— Task directions —
Starting at the line that contains "Type out the text in this image.", copy each line through the end of the listing below. Include both ends and output nothing more.

— Information supplied —
▬▬▬
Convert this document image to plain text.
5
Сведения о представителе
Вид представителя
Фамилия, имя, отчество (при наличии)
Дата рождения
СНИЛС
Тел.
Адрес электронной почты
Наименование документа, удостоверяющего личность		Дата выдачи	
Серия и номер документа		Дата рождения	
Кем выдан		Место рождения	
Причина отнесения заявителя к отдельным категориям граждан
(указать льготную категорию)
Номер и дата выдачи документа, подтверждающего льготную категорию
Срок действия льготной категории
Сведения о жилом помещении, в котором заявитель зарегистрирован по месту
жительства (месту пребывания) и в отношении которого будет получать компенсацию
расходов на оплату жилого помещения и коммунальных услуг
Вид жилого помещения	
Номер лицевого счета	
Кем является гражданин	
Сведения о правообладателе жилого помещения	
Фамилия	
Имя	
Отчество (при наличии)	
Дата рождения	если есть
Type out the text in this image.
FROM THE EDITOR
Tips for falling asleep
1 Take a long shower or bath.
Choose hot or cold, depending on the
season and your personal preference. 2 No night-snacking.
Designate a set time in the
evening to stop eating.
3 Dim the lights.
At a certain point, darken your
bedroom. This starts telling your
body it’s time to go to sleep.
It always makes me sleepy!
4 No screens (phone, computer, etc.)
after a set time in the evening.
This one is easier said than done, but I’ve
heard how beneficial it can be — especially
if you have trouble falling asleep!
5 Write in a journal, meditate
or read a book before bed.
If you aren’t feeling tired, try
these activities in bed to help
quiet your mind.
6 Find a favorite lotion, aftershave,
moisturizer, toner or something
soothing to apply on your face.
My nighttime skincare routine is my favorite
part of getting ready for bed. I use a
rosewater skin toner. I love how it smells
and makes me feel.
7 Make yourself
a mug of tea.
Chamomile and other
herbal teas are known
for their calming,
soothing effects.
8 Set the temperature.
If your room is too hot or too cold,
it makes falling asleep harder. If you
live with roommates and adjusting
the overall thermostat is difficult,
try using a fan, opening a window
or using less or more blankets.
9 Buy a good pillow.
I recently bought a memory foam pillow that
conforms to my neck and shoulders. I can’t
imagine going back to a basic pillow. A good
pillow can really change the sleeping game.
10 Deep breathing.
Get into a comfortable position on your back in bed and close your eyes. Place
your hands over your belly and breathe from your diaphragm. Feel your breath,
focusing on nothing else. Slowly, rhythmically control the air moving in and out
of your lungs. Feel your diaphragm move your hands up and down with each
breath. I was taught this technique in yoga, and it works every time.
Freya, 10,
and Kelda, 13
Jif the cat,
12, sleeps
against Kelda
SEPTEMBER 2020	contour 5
▬▬▬
— Exercise answer —
Type out the text in this image.
FROM THE EDITOR
Tips for falling asleep
1 Take a long shower or bath.
Choose hot or cold, depending on the
season and your personal preference. 2 No night-snacking.
Designate a set time in the
evening to stop eating.
3 Dim the lights.
At a certain point, darken your
bedroom. This starts telling your
body it’s time to go to sleep.
It always makes me sleepy!
4 No screens (phone, computer, etc.)
after a set time in the evening.
This one is easier said than done, but I’ve
heard how beneficial it can be — especially
if you have trouble falling asleep!
5 Write in a journal, meditate
or read a book before bed.
If you aren’t feeling tired, try
these activities in bed to help
quiet your mind.
6 Find a favorite lotion, aftershave,
moisturizer, toner or something
soothing to apply on your face.
My nighttime skincare routine is my favorite
part of getting ready for bed. I use a
rosewater skin toner. I love how it smells
and makes me feel.
7 Make yourself
a mug of tea.
Chamomile and other
herbal teas are known
for their calming,
soothing effects.
8 Set the temperature.
If your room is too hot or too cold,
it makes falling asleep harder. If you
live with roommates and adjusting
the overall thermostat is difficult,
try using a fan, opening a window
or using less or more blankets.
9 Buy a good pillow.
I recently bought a memory foam pillow that
conforms to my neck and shoulders. I can’t
imagine going back to a basic pillow. A good
pillow can really change the sleeping game.
10 Deep breathing.
Get into a comfortable position on your back in bed and close your eyes. Place
your hands over your belly and breathe from your diaphragm. Feel your breath,
focusing on nothing else. Slowly, rhythmically control the air moving in and out
of your lungs. Feel your diaphragm move your hands up and down with each
breath. I was taught this technique in yoga, and it works every time.
Freya, 10,
and Kelda, 13
Jif the cat,
12, sleeps
against Kelda
SEPTEMBER 2020	contour 5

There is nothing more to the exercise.